■ Task instructions ■
Return every line of the data below that includes the string "number".

Entries taken from a collection
——————————
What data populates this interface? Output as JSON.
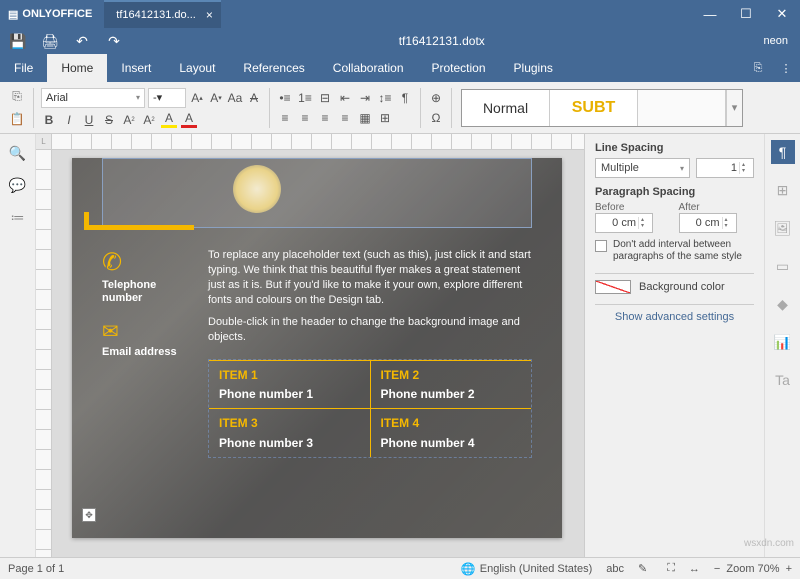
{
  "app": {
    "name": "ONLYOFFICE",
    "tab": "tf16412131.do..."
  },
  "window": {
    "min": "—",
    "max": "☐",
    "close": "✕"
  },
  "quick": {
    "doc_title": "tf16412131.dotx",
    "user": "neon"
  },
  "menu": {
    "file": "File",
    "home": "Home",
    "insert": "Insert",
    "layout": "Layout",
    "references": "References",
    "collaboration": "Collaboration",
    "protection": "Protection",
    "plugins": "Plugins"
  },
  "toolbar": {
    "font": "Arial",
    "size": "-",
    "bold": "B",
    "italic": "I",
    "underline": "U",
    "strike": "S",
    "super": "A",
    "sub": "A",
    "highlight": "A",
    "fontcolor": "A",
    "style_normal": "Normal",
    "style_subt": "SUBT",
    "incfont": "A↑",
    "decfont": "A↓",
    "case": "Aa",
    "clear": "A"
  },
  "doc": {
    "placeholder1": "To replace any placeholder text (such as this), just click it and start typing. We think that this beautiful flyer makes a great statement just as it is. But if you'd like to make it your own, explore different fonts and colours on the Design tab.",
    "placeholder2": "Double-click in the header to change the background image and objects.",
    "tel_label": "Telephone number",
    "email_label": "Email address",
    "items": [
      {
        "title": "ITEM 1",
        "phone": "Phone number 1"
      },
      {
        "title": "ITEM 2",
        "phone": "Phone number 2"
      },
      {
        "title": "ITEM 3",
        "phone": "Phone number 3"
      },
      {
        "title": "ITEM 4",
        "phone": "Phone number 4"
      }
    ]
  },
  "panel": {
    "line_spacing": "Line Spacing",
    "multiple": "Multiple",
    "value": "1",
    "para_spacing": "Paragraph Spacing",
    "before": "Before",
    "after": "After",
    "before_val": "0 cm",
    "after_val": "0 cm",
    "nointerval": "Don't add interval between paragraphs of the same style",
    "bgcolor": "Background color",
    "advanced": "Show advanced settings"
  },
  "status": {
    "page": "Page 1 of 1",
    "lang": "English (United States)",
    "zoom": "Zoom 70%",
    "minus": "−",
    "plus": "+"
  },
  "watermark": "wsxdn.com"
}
——————————
■ The solution ■
    "tel_label": "Telephone number",
        "phone": "Phone number 1"
        "phone": "Phone number 2"
        "phone": "Phone number 3"
        "phone": "Phone number 4"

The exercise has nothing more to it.